- _Figure content listings_:

_ _ _ _

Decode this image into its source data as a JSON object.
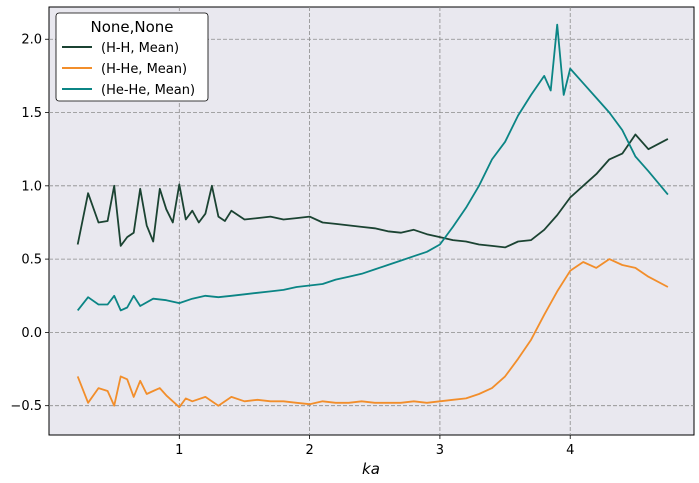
{
  "chart_data": {
    "type": "line",
    "xlabel": "ka",
    "ylabel": "",
    "xlim": [
      0.0,
      4.95
    ],
    "ylim": [
      -0.7,
      2.22
    ],
    "xticks": [
      1,
      2,
      3,
      4
    ],
    "yticks": [
      -0.5,
      0.0,
      0.5,
      1.0,
      1.5,
      2.0
    ],
    "xtick_labels": [
      "1",
      "2",
      "3",
      "4"
    ],
    "ytick_labels": [
      "−0.5",
      "0.0",
      "0.5",
      "1.0",
      "1.5",
      "2.0"
    ],
    "grid": true,
    "legend": {
      "title": "None,None",
      "placement": "top-left"
    },
    "series": [
      {
        "name": "(H-H, Mean)",
        "color": "#1b4332",
        "x": [
          0.22,
          0.3,
          0.38,
          0.45,
          0.5,
          0.55,
          0.6,
          0.65,
          0.7,
          0.75,
          0.8,
          0.85,
          0.9,
          0.95,
          1.0,
          1.05,
          1.1,
          1.15,
          1.2,
          1.25,
          1.3,
          1.35,
          1.4,
          1.5,
          1.6,
          1.7,
          1.8,
          1.9,
          2.0,
          2.1,
          2.2,
          2.3,
          2.4,
          2.5,
          2.6,
          2.7,
          2.8,
          2.9,
          3.0,
          3.1,
          3.2,
          3.3,
          3.4,
          3.5,
          3.6,
          3.7,
          3.8,
          3.9,
          4.0,
          4.1,
          4.2,
          4.3,
          4.4,
          4.5,
          4.6,
          4.75
        ],
        "y": [
          0.6,
          0.95,
          0.75,
          0.76,
          1.0,
          0.59,
          0.65,
          0.68,
          0.98,
          0.73,
          0.62,
          0.98,
          0.84,
          0.75,
          1.01,
          0.77,
          0.83,
          0.75,
          0.81,
          1.0,
          0.79,
          0.76,
          0.83,
          0.77,
          0.78,
          0.79,
          0.77,
          0.78,
          0.79,
          0.75,
          0.74,
          0.73,
          0.72,
          0.71,
          0.69,
          0.68,
          0.7,
          0.67,
          0.65,
          0.63,
          0.62,
          0.6,
          0.59,
          0.58,
          0.62,
          0.63,
          0.7,
          0.8,
          0.92,
          1.0,
          1.08,
          1.18,
          1.22,
          1.35,
          1.25,
          1.32
        ]
      },
      {
        "name": "(H-He, Mean)",
        "color": "#f28e2b",
        "x": [
          0.22,
          0.3,
          0.38,
          0.45,
          0.5,
          0.55,
          0.6,
          0.65,
          0.7,
          0.75,
          0.8,
          0.85,
          0.9,
          0.95,
          1.0,
          1.05,
          1.1,
          1.2,
          1.3,
          1.4,
          1.5,
          1.6,
          1.7,
          1.8,
          1.9,
          2.0,
          2.1,
          2.2,
          2.3,
          2.4,
          2.5,
          2.6,
          2.7,
          2.8,
          2.9,
          3.0,
          3.1,
          3.2,
          3.3,
          3.4,
          3.5,
          3.6,
          3.7,
          3.8,
          3.9,
          4.0,
          4.1,
          4.2,
          4.3,
          4.4,
          4.5,
          4.6,
          4.75
        ],
        "y": [
          -0.3,
          -0.48,
          -0.38,
          -0.4,
          -0.5,
          -0.3,
          -0.32,
          -0.44,
          -0.33,
          -0.42,
          -0.4,
          -0.38,
          -0.43,
          -0.47,
          -0.51,
          -0.45,
          -0.47,
          -0.44,
          -0.5,
          -0.44,
          -0.47,
          -0.46,
          -0.47,
          -0.47,
          -0.48,
          -0.49,
          -0.47,
          -0.48,
          -0.48,
          -0.47,
          -0.48,
          -0.48,
          -0.48,
          -0.47,
          -0.48,
          -0.47,
          -0.46,
          -0.45,
          -0.42,
          -0.38,
          -0.3,
          -0.18,
          -0.05,
          0.12,
          0.28,
          0.42,
          0.48,
          0.44,
          0.5,
          0.46,
          0.44,
          0.38,
          0.31
        ]
      },
      {
        "name": "(He-He, Mean)",
        "color": "#0b8585",
        "x": [
          0.22,
          0.3,
          0.38,
          0.45,
          0.5,
          0.55,
          0.6,
          0.65,
          0.7,
          0.8,
          0.9,
          1.0,
          1.1,
          1.2,
          1.3,
          1.4,
          1.5,
          1.6,
          1.7,
          1.8,
          1.9,
          2.0,
          2.1,
          2.2,
          2.3,
          2.4,
          2.5,
          2.6,
          2.7,
          2.8,
          2.9,
          3.0,
          3.1,
          3.2,
          3.3,
          3.4,
          3.5,
          3.6,
          3.7,
          3.8,
          3.85,
          3.9,
          3.95,
          4.0,
          4.1,
          4.2,
          4.3,
          4.4,
          4.5,
          4.6,
          4.75
        ],
        "y": [
          0.15,
          0.24,
          0.19,
          0.19,
          0.25,
          0.15,
          0.17,
          0.25,
          0.18,
          0.23,
          0.22,
          0.2,
          0.23,
          0.25,
          0.24,
          0.25,
          0.26,
          0.27,
          0.28,
          0.29,
          0.31,
          0.32,
          0.33,
          0.36,
          0.38,
          0.4,
          0.43,
          0.46,
          0.49,
          0.52,
          0.55,
          0.6,
          0.72,
          0.85,
          1.0,
          1.18,
          1.3,
          1.48,
          1.62,
          1.75,
          1.65,
          2.1,
          1.62,
          1.8,
          1.7,
          1.6,
          1.5,
          1.38,
          1.2,
          1.1,
          0.94
        ]
      }
    ]
  }
}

_ _ _ _

- _INSTRUCTION_: Copy all of the entries verbatim, leaving out any pictures they contain.

- _EXERCISE RESULT_:
Decode this image into its source data as a JSON object.
{
  "chart_data": {
    "type": "line",
    "xlabel": "ka",
    "ylabel": "",
    "xlim": [
      0.0,
      4.95
    ],
    "ylim": [
      -0.7,
      2.22
    ],
    "xticks": [
      1,
      2,
      3,
      4
    ],
    "yticks": [
      -0.5,
      0.0,
      0.5,
      1.0,
      1.5,
      2.0
    ],
    "xtick_labels": [
      "1",
      "2",
      "3",
      "4"
    ],
    "ytick_labels": [
      "−0.5",
      "0.0",
      "0.5",
      "1.0",
      "1.5",
      "2.0"
    ],
    "grid": true,
    "legend": {
      "title": "None,None",
      "placement": "top-left"
    },
    "series": [
      {
        "name": "(H-H, Mean)",
        "color": "#1b4332",
        "x": [
          0.22,
          0.3,
          0.38,
          0.45,
          0.5,
          0.55,
          0.6,
          0.65,
          0.7,
          0.75,
          0.8,
          0.85,
          0.9,
          0.95,
          1.0,
          1.05,
          1.1,
          1.15,
          1.2,
          1.25,
          1.3,
          1.35,
          1.4,
          1.5,
          1.6,
          1.7,
          1.8,
          1.9,
          2.0,
          2.1,
          2.2,
          2.3,
          2.4,
          2.5,
          2.6,
          2.7,
          2.8,
          2.9,
          3.0,
          3.1,
          3.2,
          3.3,
          3.4,
          3.5,
          3.6,
          3.7,
          3.8,
          3.9,
          4.0,
          4.1,
          4.2,
          4.3,
          4.4,
          4.5,
          4.6,
          4.75
        ],
        "y": [
          0.6,
          0.95,
          0.75,
          0.76,
          1.0,
          0.59,
          0.65,
          0.68,
          0.98,
          0.73,
          0.62,
          0.98,
          0.84,
          0.75,
          1.01,
          0.77,
          0.83,
          0.75,
          0.81,
          1.0,
          0.79,
          0.76,
          0.83,
          0.77,
          0.78,
          0.79,
          0.77,
          0.78,
          0.79,
          0.75,
          0.74,
          0.73,
          0.72,
          0.71,
          0.69,
          0.68,
          0.7,
          0.67,
          0.65,
          0.63,
          0.62,
          0.6,
          0.59,
          0.58,
          0.62,
          0.63,
          0.7,
          0.8,
          0.92,
          1.0,
          1.08,
          1.18,
          1.22,
          1.35,
          1.25,
          1.32
        ]
      },
      {
        "name": "(H-He, Mean)",
        "color": "#f28e2b",
        "x": [
          0.22,
          0.3,
          0.38,
          0.45,
          0.5,
          0.55,
          0.6,
          0.65,
          0.7,
          0.75,
          0.8,
          0.85,
          0.9,
          0.95,
          1.0,
          1.05,
          1.1,
          1.2,
          1.3,
          1.4,
          1.5,
          1.6,
          1.7,
          1.8,
          1.9,
          2.0,
          2.1,
          2.2,
          2.3,
          2.4,
          2.5,
          2.6,
          2.7,
          2.8,
          2.9,
          3.0,
          3.1,
          3.2,
          3.3,
          3.4,
          3.5,
          3.6,
          3.7,
          3.8,
          3.9,
          4.0,
          4.1,
          4.2,
          4.3,
          4.4,
          4.5,
          4.6,
          4.75
        ],
        "y": [
          -0.3,
          -0.48,
          -0.38,
          -0.4,
          -0.5,
          -0.3,
          -0.32,
          -0.44,
          -0.33,
          -0.42,
          -0.4,
          -0.38,
          -0.43,
          -0.47,
          -0.51,
          -0.45,
          -0.47,
          -0.44,
          -0.5,
          -0.44,
          -0.47,
          -0.46,
          -0.47,
          -0.47,
          -0.48,
          -0.49,
          -0.47,
          -0.48,
          -0.48,
          -0.47,
          -0.48,
          -0.48,
          -0.48,
          -0.47,
          -0.48,
          -0.47,
          -0.46,
          -0.45,
          -0.42,
          -0.38,
          -0.3,
          -0.18,
          -0.05,
          0.12,
          0.28,
          0.42,
          0.48,
          0.44,
          0.5,
          0.46,
          0.44,
          0.38,
          0.31
        ]
      },
      {
        "name": "(He-He, Mean)",
        "color": "#0b8585",
        "x": [
          0.22,
          0.3,
          0.38,
          0.45,
          0.5,
          0.55,
          0.6,
          0.65,
          0.7,
          0.8,
          0.9,
          1.0,
          1.1,
          1.2,
          1.3,
          1.4,
          1.5,
          1.6,
          1.7,
          1.8,
          1.9,
          2.0,
          2.1,
          2.2,
          2.3,
          2.4,
          2.5,
          2.6,
          2.7,
          2.8,
          2.9,
          3.0,
          3.1,
          3.2,
          3.3,
          3.4,
          3.5,
          3.6,
          3.7,
          3.8,
          3.85,
          3.9,
          3.95,
          4.0,
          4.1,
          4.2,
          4.3,
          4.4,
          4.5,
          4.6,
          4.75
        ],
        "y": [
          0.15,
          0.24,
          0.19,
          0.19,
          0.25,
          0.15,
          0.17,
          0.25,
          0.18,
          0.23,
          0.22,
          0.2,
          0.23,
          0.25,
          0.24,
          0.25,
          0.26,
          0.27,
          0.28,
          0.29,
          0.31,
          0.32,
          0.33,
          0.36,
          0.38,
          0.4,
          0.43,
          0.46,
          0.49,
          0.52,
          0.55,
          0.6,
          0.72,
          0.85,
          1.0,
          1.18,
          1.3,
          1.48,
          1.62,
          1.75,
          1.65,
          2.1,
          1.62,
          1.8,
          1.7,
          1.6,
          1.5,
          1.38,
          1.2,
          1.1,
          0.94
        ]
      }
    ]
  }
}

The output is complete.